━━━ DATA TO PROCESS

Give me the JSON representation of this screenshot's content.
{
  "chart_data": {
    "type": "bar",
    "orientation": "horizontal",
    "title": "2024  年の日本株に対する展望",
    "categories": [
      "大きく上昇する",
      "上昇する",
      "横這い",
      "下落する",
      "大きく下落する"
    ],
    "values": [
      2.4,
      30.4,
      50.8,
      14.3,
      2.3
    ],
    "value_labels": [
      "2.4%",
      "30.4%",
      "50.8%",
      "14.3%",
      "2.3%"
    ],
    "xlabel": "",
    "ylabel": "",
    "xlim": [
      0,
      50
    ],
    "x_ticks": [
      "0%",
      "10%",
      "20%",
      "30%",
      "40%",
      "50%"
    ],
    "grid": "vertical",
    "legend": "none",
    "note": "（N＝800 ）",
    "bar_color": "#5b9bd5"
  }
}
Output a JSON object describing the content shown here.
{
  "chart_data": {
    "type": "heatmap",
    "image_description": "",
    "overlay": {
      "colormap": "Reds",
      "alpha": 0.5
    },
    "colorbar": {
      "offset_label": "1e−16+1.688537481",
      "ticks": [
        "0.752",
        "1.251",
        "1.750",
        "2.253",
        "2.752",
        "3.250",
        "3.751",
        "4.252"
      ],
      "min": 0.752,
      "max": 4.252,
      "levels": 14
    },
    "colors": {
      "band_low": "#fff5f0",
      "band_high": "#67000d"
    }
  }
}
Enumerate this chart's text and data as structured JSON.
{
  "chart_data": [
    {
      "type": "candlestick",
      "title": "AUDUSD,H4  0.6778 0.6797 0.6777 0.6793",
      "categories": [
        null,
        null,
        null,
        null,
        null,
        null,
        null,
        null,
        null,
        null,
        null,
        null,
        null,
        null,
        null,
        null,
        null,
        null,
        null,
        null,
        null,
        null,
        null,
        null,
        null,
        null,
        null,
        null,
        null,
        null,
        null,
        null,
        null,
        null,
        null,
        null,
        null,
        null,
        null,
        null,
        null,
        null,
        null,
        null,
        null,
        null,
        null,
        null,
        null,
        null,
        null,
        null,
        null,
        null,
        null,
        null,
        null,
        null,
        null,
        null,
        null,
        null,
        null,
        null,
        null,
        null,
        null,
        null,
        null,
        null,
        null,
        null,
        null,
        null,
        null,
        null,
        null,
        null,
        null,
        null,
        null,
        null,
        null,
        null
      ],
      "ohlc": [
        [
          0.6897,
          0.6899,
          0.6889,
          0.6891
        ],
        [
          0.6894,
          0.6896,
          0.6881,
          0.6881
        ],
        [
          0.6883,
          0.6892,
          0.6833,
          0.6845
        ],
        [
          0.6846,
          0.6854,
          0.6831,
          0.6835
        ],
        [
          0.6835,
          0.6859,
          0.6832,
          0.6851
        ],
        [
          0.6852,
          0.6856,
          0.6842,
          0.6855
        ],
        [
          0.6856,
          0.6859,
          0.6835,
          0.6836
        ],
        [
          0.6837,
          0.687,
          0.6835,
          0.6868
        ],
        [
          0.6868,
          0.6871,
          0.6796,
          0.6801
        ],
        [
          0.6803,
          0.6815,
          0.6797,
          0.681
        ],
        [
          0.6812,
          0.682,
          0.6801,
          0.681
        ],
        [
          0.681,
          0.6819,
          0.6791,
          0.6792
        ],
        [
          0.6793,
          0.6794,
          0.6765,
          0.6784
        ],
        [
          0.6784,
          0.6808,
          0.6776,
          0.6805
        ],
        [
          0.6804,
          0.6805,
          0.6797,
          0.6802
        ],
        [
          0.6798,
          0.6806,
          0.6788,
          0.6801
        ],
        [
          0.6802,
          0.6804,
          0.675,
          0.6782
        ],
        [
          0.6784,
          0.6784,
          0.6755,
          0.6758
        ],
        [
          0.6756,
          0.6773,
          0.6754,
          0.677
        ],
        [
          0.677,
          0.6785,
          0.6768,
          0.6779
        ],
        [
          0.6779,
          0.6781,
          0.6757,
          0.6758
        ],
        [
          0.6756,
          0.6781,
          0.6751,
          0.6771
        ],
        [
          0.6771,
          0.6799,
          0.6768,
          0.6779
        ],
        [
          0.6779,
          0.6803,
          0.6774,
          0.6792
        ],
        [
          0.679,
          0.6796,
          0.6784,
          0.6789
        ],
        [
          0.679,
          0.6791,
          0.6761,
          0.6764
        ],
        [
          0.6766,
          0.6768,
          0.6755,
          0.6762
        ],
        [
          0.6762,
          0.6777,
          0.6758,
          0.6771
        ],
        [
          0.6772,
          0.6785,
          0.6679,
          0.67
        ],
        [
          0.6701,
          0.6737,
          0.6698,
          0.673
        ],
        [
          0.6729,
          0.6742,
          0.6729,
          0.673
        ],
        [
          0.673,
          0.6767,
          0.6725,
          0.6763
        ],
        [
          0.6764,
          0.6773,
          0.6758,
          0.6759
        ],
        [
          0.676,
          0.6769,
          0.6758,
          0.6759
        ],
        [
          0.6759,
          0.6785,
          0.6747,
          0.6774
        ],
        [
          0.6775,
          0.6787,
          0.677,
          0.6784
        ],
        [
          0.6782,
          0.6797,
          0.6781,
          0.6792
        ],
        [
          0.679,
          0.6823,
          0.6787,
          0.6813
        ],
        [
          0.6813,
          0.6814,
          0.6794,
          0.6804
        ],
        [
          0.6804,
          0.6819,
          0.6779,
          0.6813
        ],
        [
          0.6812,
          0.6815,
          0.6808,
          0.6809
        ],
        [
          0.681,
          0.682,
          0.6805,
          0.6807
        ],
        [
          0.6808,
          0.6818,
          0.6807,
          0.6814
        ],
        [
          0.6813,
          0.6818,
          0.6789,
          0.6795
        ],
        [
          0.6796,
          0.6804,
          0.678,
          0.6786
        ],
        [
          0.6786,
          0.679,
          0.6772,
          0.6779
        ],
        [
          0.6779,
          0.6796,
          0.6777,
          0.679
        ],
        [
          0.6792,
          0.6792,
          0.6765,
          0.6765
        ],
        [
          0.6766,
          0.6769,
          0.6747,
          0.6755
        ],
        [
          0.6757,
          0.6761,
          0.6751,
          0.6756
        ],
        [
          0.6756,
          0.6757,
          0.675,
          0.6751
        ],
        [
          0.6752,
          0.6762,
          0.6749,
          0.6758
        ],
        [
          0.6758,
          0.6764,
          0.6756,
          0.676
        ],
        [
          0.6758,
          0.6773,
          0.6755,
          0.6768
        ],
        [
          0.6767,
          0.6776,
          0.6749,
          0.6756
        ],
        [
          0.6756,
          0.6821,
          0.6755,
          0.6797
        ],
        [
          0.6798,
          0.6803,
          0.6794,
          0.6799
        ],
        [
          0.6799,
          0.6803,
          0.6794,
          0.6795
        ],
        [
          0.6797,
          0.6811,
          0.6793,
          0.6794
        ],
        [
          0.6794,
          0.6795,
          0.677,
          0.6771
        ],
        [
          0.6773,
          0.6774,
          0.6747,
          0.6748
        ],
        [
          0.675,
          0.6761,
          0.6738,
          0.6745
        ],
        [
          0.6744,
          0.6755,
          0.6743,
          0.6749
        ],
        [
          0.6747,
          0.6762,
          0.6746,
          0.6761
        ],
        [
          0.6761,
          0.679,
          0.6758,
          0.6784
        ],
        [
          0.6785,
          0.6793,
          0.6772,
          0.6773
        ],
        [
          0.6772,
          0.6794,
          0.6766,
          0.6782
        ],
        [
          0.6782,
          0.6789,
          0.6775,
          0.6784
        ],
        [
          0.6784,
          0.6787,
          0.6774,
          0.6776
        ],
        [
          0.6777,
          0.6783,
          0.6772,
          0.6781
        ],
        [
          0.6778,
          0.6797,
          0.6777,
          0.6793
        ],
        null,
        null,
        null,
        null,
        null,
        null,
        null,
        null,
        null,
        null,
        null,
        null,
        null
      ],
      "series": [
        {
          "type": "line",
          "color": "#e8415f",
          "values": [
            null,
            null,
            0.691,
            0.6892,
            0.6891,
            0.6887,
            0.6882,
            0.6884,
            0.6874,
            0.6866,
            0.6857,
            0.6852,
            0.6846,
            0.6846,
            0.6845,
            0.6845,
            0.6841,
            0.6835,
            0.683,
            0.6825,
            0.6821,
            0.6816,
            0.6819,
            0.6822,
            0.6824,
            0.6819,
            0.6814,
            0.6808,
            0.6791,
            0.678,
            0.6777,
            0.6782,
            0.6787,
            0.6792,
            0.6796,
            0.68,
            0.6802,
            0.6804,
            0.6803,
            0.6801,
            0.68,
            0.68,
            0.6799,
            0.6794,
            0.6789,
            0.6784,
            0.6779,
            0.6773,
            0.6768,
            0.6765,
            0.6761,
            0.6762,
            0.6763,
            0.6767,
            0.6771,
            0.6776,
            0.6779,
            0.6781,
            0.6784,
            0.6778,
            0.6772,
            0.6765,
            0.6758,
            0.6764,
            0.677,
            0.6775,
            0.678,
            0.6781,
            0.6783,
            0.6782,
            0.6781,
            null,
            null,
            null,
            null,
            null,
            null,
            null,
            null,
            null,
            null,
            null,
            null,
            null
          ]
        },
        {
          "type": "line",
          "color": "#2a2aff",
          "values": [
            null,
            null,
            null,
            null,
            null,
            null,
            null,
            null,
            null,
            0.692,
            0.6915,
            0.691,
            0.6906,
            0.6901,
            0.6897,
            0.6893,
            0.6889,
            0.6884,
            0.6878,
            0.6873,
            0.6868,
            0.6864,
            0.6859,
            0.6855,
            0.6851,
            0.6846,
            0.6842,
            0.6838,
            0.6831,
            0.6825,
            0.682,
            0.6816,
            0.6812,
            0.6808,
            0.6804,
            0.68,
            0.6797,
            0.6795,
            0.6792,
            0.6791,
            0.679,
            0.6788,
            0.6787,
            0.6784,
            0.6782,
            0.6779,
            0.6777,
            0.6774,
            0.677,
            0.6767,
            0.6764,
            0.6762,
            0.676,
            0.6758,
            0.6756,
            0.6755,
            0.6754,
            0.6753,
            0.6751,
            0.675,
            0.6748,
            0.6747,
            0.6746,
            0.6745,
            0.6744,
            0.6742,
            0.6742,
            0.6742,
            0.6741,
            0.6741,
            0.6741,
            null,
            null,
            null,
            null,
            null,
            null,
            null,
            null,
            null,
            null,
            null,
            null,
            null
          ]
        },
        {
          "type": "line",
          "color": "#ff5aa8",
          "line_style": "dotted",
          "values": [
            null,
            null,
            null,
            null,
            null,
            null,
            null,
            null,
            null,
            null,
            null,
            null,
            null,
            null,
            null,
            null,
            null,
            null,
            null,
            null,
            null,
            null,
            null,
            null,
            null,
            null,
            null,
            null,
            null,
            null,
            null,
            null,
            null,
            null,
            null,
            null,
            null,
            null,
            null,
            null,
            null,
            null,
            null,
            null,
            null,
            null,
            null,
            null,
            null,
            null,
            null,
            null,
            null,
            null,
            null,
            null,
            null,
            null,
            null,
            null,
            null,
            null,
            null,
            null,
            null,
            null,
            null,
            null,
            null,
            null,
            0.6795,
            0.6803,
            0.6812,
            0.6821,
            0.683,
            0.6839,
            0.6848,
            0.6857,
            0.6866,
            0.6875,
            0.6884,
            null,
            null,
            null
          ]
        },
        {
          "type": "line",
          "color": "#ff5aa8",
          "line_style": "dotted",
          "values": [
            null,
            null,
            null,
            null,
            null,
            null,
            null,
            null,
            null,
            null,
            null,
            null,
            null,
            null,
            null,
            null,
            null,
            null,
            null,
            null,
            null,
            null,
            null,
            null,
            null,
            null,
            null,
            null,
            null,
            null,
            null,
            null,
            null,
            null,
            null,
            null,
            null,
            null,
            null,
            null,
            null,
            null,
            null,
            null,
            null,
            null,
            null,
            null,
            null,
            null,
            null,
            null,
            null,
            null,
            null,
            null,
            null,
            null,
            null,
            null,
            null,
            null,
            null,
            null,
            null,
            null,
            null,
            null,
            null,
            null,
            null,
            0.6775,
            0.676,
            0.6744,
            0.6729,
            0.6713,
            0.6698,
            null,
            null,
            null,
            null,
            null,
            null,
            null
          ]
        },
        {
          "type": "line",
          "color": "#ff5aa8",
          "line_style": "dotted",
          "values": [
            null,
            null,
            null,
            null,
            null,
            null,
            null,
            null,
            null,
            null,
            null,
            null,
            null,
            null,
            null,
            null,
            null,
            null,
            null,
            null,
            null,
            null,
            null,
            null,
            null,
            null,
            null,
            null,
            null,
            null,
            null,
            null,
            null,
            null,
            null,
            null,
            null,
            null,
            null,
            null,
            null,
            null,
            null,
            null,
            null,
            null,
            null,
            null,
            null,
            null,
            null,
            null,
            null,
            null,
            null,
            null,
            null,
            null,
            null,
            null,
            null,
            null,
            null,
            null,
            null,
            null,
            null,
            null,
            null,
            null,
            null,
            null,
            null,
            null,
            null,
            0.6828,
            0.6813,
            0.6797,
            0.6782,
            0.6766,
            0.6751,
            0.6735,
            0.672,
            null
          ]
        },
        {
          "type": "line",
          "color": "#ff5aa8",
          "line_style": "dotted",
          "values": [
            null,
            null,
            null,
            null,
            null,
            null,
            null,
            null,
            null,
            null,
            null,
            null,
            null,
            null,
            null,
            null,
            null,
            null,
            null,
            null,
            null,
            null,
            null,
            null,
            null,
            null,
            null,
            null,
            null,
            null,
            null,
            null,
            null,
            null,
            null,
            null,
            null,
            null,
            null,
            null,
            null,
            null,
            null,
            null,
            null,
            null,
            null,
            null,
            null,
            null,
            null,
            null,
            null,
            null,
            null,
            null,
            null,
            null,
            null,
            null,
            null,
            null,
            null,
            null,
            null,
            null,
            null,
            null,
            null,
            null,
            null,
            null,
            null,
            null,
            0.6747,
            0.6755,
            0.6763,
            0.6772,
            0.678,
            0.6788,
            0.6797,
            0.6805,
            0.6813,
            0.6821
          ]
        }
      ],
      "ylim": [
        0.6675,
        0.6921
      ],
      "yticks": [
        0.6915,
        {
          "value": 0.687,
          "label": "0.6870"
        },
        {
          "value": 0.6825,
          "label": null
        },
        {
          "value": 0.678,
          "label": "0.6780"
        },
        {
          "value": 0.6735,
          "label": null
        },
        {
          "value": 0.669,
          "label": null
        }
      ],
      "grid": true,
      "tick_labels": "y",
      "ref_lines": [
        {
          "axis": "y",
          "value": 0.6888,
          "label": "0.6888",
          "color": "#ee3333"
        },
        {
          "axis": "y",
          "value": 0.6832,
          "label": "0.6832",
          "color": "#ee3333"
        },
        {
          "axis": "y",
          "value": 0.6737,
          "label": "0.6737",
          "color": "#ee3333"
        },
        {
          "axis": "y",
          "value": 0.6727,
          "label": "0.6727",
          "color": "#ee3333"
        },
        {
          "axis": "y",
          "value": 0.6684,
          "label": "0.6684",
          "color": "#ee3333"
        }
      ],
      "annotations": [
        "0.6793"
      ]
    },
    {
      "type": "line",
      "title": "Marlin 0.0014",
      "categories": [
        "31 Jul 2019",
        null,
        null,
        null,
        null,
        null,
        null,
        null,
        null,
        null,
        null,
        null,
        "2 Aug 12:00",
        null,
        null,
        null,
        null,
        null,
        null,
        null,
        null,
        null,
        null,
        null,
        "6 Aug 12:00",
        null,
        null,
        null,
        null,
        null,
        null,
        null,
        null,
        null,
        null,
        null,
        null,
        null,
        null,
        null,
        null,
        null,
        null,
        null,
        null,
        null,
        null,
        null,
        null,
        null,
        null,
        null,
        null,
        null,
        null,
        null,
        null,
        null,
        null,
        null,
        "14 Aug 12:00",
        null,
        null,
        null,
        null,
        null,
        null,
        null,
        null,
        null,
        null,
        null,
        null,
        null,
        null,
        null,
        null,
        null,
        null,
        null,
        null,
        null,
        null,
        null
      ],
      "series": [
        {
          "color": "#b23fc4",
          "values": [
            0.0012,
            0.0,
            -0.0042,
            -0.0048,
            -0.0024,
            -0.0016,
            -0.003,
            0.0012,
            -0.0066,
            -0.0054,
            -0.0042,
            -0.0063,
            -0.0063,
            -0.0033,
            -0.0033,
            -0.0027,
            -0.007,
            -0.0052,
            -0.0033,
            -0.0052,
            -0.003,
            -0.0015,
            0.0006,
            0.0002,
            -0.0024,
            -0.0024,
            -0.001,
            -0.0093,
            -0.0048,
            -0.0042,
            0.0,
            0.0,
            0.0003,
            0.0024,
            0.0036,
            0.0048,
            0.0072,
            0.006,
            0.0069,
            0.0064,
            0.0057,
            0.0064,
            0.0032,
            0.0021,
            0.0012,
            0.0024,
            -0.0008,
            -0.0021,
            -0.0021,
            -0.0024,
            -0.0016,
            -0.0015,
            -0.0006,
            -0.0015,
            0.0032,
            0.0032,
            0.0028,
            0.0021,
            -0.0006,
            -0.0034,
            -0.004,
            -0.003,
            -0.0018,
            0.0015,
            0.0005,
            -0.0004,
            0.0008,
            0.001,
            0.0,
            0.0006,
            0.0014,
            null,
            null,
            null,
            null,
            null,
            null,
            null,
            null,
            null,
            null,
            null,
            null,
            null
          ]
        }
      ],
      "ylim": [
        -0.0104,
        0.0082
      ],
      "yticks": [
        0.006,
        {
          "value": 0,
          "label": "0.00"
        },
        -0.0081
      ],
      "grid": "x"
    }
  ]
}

━━━━━━

_THE TASK_. Search the records above for "this". Copy each line where it is found.

_EXERCISE SOLUTION_.
Give me the JSON representation of this screenshot's content.
Enumerate this chart's text and data as structured JSON.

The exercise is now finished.